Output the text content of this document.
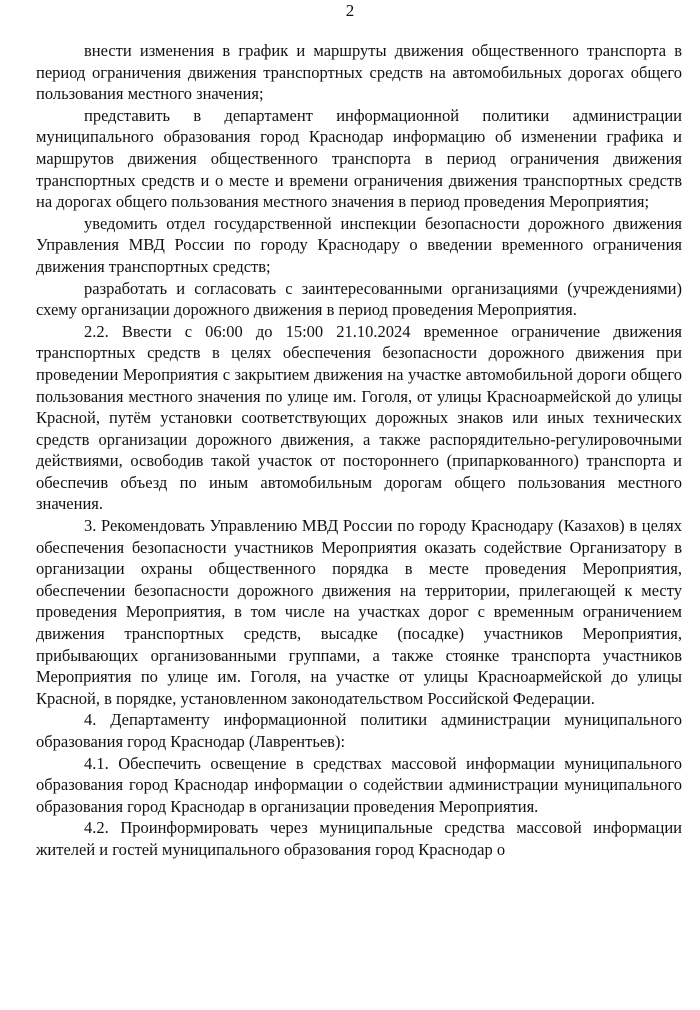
2

внести изменения в график и маршруты движения общественного транспорта в период ограничения движения транспортных средств на автомобильных дорогах общего пользования местного значения;

представить в департамент информационной политики администрации муниципального образования город Краснодар информацию об изменении графика и маршрутов движения общественного транспорта в период ограничения движения транспортных средств и о месте и времени ограничения движения транспортных средств на дорогах общего пользования местного значения в период проведения Мероприятия;

уведомить отдел государственной инспекции безопасности дорожного движения Управления МВД России по городу Краснодару о введении временного ограничения движения транспортных средств;

разработать и согласовать с заинтересованными организациями (учреждениями) схему организации дорожного движения в период проведения Мероприятия.

2.2. Ввести с 06:00 до 15:00 21.10.2024 временное ограничение движения транспортных средств в целях обеспечения безопасности дорожного движения при проведении Мероприятия с закрытием движения на участке автомобильной дороги общего пользования местного значения по улице им. Гоголя, от улицы Красноармейской до улицы Красной, путём установки соответствующих дорожных знаков или иных технических средств организации дорожного движения, а также распорядительно-регулировочными действиями, освободив такой участок от постороннего (припаркованного) транспорта и обеспечив объезд по иным автомобильным дорогам общего пользования местного значения.

3. Рекомендовать Управлению МВД России по городу Краснодару (Казахов) в целях обеспечения безопасности участников Мероприятия оказать содействие Организатору в организации охраны общественного порядка в месте проведения Мероприятия, обеспечении безопасности дорожного движения на территории, прилегающей к месту проведения Мероприятия, в том числе на участках дорог с временным ограничением движения транспортных средств, высадке (посадке) участников Мероприятия, прибывающих организованными группами, а также стоянке транспорта участников Мероприятия по улице им. Гоголя, на участке от улицы Красноармейской до улицы Красной, в порядке, установленном законодательством Российской Федерации.

4. Департаменту информационной политики администрации муниципального образования город Краснодар (Лаврентьев):

4.1. Обеспечить освещение в средствах массовой информации муниципального образования город Краснодар информации о содействии администрации муниципального образования город Краснодар в организации проведения Мероприятия.

4.2. Проинформировать через муниципальные средства массовой информации жителей и гостей муниципального образования город Краснодар о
◆ ◆ ◆ ◆ ◆ ◆ ◆
* _EXERCISE DESCRIPTION_: Quote everything in the listing above exactly; pictures are the only thing to omit.

* _REPLY_:
Output the text content of this document.
2

внести изменения в график и маршруты движения общественного транспорта в период ограничения движения транспортных средств на автомобильных дорогах общего пользования местного значения;

представить в департамент информационной политики администрации муниципального образования город Краснодар информацию об изменении графика и маршрутов движения общественного транспорта в период ограничения движения транспортных средств и о месте и времени ограничения движения транспортных средств на дорогах общего пользования местного значения в период проведения Мероприятия;

уведомить отдел государственной инспекции безопасности дорожного движения Управления МВД России по городу Краснодару о введении временного ограничения движения транспортных средств;

разработать и согласовать с заинтересованными организациями (учреждениями) схему организации дорожного движения в период проведения Мероприятия.

2.2. Ввести с 06:00 до 15:00 21.10.2024 временное ограничение движения транспортных средств в целях обеспечения безопасности дорожного движения при проведении Мероприятия с закрытием движения на участке автомобильной дороги общего пользования местного значения по улице им. Гоголя, от улицы Красноармейской до улицы Красной, путём установки соответствующих дорожных знаков или иных технических средств организации дорожного движения, а также распорядительно-регулировочными действиями, освободив такой участок от постороннего (припаркованного) транспорта и обеспечив объезд по иным автомобильным дорогам общего пользования местного значения.

3. Рекомендовать Управлению МВД России по городу Краснодару (Казахов) в целях обеспечения безопасности участников Мероприятия оказать содействие Организатору в организации охраны общественного порядка в месте проведения Мероприятия, обеспечении безопасности дорожного движения на территории, прилегающей к месту проведения Мероприятия, в том числе на участках дорог с временным ограничением движения транспортных средств, высадке (посадке) участников Мероприятия, прибывающих организованными группами, а также стоянке транспорта участников Мероприятия по улице им. Гоголя, на участке от улицы Красноармейской до улицы Красной, в порядке, установленном законодательством Российской Федерации.

4. Департаменту информационной политики администрации муниципального образования город Краснодар (Лаврентьев):

4.1. Обеспечить освещение в средствах массовой информации муниципального образования город Краснодар информации о содействии администрации муниципального образования город Краснодар в организации проведения Мероприятия.

4.2. Проинформировать через муниципальные средства массовой информации жителей и гостей муниципального образования город Краснодар о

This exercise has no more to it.